## Begin RECORD SET

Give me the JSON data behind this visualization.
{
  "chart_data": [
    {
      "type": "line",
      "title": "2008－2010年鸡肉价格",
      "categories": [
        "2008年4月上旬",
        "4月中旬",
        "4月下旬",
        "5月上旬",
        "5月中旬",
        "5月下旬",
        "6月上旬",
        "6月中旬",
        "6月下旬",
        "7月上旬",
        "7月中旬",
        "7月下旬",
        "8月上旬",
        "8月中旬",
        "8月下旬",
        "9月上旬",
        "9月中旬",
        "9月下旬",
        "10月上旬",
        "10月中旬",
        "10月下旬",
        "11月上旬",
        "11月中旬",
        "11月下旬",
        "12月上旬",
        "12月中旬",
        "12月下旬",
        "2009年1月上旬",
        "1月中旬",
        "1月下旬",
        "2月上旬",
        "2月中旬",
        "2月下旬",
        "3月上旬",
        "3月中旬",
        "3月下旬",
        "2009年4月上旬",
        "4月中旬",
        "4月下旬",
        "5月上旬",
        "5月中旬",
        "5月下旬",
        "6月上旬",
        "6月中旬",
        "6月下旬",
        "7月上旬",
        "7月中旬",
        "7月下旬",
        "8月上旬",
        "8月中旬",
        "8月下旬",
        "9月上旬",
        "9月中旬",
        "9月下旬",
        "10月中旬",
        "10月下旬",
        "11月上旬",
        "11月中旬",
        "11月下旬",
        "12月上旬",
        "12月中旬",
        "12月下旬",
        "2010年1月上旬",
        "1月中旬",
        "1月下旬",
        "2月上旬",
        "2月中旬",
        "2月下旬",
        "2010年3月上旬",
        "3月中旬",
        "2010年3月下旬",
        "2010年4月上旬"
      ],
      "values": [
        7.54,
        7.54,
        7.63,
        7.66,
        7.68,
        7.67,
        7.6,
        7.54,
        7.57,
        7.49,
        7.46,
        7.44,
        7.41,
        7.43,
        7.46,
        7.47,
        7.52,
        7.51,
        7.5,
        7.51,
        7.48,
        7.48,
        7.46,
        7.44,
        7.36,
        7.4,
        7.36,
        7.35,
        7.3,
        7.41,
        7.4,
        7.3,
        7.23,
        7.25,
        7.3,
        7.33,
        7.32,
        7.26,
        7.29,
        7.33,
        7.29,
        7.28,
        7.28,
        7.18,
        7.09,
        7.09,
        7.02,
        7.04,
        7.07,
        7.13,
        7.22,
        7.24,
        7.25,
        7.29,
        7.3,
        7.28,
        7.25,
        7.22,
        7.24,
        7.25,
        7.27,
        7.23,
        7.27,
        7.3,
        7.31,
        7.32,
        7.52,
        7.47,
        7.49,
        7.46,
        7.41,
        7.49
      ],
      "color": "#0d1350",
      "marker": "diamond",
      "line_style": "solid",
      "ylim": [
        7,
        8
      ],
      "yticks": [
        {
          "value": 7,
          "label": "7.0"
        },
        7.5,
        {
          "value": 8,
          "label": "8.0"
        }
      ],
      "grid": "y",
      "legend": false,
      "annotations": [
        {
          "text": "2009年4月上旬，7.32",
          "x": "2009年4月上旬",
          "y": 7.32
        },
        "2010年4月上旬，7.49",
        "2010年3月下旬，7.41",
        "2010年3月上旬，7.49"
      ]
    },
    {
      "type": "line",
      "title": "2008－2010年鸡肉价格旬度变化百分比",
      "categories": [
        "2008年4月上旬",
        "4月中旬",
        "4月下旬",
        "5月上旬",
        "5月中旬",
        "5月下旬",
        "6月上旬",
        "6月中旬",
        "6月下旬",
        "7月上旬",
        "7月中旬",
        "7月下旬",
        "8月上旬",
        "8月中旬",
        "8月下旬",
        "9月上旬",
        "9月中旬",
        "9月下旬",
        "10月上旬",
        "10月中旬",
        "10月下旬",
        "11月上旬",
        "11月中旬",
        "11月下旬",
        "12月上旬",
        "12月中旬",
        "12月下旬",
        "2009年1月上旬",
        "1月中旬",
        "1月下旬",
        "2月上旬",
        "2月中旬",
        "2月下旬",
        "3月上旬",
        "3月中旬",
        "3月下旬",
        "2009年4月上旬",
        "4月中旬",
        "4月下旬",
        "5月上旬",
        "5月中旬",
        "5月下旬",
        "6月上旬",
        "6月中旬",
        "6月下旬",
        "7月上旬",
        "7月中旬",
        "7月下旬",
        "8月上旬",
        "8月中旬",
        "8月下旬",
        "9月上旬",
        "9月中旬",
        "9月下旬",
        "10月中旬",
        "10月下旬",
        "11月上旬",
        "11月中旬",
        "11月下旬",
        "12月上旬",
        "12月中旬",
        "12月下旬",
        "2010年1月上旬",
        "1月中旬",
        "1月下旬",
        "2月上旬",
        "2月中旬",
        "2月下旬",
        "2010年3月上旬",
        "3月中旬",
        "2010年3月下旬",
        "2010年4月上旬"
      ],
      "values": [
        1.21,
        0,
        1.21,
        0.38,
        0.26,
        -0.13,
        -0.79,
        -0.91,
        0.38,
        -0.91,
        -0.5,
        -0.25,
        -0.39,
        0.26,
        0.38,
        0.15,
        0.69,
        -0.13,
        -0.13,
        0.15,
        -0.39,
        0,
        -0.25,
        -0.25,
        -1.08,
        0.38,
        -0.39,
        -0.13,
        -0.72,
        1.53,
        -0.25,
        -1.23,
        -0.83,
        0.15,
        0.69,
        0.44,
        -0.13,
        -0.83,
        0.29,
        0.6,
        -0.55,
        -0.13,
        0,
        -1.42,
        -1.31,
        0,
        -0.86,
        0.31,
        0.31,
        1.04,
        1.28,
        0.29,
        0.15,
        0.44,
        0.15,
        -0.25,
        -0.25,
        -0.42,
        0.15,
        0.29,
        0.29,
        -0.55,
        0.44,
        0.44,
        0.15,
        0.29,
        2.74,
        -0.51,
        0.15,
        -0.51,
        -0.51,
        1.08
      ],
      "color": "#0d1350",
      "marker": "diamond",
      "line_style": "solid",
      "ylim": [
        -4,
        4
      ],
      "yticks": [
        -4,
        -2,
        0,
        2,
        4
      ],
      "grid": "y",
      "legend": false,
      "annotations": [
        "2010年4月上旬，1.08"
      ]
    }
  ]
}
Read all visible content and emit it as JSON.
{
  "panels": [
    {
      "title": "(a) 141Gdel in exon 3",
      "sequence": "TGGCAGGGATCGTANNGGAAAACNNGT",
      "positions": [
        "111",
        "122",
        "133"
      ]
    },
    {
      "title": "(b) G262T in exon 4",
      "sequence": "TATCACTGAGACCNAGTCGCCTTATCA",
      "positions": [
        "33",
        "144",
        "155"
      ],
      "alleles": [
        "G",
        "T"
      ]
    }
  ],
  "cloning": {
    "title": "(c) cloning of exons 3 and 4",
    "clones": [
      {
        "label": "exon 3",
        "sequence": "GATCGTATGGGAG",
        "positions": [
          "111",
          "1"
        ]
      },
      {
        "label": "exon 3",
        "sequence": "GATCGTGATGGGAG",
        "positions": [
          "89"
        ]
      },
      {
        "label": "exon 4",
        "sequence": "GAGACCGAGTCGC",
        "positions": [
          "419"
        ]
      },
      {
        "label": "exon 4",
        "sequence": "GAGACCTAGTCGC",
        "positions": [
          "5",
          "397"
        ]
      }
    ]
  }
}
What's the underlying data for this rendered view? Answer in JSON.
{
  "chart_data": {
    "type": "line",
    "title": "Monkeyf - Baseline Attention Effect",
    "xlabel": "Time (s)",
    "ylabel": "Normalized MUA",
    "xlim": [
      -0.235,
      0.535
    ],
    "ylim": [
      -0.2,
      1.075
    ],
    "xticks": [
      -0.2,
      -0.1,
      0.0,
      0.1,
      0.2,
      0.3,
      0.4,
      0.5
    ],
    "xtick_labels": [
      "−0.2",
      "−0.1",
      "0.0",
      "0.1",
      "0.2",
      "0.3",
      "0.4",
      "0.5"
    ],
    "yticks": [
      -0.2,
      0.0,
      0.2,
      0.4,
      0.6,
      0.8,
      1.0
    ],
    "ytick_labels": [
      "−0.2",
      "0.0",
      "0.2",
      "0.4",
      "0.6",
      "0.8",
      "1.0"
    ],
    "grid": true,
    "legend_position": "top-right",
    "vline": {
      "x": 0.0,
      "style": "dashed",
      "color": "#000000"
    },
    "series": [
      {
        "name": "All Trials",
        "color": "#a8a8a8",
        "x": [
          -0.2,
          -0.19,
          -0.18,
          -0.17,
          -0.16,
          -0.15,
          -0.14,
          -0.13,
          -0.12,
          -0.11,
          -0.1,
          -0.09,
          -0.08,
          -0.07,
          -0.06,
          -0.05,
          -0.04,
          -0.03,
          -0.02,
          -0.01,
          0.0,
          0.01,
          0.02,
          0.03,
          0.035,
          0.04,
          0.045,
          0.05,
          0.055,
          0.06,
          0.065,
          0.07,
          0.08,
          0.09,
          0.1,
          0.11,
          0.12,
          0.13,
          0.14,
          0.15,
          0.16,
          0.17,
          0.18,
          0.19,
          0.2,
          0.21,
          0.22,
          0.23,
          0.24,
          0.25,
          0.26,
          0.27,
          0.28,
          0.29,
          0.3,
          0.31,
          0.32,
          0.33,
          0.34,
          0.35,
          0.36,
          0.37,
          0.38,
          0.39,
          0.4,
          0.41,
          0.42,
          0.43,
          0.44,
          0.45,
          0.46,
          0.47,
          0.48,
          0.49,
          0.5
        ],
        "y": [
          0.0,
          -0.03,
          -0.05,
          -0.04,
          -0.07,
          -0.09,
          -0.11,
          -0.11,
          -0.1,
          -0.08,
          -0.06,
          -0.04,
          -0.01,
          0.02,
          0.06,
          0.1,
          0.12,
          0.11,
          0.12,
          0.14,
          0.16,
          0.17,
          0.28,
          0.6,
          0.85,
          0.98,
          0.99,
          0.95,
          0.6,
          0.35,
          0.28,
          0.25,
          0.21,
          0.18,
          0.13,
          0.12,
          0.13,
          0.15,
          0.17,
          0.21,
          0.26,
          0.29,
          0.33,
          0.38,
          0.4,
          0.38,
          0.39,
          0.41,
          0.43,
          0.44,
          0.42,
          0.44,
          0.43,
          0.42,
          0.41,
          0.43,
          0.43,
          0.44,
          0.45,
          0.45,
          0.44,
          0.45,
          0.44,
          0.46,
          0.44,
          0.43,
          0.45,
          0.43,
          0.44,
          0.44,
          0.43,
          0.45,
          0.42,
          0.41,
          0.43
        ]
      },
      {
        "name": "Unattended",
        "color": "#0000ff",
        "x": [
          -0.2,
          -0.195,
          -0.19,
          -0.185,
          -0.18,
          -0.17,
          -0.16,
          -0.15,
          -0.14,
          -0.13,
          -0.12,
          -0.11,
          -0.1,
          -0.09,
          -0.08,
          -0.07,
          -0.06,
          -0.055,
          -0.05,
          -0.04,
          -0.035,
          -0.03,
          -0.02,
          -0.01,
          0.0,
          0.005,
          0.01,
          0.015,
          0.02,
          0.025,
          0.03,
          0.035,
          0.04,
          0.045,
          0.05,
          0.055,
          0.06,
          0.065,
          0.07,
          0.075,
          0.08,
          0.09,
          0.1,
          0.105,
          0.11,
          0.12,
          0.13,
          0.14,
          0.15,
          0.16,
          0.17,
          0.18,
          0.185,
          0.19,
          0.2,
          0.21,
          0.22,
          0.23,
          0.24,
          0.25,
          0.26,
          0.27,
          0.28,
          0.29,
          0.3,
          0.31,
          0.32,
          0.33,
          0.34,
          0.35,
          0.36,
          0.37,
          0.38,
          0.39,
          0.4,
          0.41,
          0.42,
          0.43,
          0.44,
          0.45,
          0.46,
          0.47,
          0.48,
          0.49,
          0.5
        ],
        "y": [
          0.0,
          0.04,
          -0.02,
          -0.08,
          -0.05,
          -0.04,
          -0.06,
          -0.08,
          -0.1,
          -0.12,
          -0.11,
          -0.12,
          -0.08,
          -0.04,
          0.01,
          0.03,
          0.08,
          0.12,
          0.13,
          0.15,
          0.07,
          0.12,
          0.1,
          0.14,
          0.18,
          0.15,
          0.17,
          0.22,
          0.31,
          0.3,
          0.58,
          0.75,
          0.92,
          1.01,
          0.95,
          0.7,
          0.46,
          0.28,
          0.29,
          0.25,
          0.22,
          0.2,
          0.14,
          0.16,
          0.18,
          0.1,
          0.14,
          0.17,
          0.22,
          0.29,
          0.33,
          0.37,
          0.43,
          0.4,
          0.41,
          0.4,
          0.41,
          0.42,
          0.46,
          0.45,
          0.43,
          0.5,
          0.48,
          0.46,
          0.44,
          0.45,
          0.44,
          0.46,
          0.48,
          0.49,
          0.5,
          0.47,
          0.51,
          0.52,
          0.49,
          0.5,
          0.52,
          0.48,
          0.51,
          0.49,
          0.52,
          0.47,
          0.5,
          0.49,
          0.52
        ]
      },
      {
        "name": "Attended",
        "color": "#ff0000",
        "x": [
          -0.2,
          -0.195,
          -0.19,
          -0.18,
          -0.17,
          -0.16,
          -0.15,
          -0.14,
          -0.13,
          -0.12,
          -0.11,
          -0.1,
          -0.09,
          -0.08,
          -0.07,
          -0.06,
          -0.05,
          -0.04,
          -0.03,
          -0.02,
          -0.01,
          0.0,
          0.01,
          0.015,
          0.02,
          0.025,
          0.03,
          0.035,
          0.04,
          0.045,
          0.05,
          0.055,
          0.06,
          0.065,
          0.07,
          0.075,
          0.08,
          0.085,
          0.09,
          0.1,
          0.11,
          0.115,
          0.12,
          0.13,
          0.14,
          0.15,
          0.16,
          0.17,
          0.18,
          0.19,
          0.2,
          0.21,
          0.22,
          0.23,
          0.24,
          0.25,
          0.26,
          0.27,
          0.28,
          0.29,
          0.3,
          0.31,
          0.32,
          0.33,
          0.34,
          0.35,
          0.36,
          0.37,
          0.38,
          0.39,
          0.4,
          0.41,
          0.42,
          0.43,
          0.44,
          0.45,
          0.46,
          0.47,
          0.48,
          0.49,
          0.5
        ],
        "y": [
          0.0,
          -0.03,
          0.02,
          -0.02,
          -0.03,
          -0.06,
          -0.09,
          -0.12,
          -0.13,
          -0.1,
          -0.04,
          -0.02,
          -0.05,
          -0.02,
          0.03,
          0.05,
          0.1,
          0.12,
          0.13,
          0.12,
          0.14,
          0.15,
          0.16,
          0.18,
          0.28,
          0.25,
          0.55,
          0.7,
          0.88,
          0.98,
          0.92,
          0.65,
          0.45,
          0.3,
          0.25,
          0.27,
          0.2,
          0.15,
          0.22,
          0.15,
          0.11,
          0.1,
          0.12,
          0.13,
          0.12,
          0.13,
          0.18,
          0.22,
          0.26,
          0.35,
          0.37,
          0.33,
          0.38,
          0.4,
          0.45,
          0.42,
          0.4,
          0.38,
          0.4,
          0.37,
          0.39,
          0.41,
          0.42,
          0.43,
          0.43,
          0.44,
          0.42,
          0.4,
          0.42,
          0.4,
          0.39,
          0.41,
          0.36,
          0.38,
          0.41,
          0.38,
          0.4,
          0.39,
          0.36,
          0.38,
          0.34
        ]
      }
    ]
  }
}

## End RECORD SET

• _GIVEN TASK_
Scan the material above. Copy each line that holds the word "sequence".

• _SOLUTION FOR THIS EXERCISE_
      "sequence": "TGGCAGGGATCGTANNGGAAAACNNGT",
      "sequence": "TATCACTGAGACCNAGTCGCCTTATCA",
        "sequence": "GATCGTATGGGAG",
        "sequence": "GATCGTGATGGGAG",
        "sequence": "GAGACCGAGTCGC",
        "sequence": "GAGACCTAGTCGC",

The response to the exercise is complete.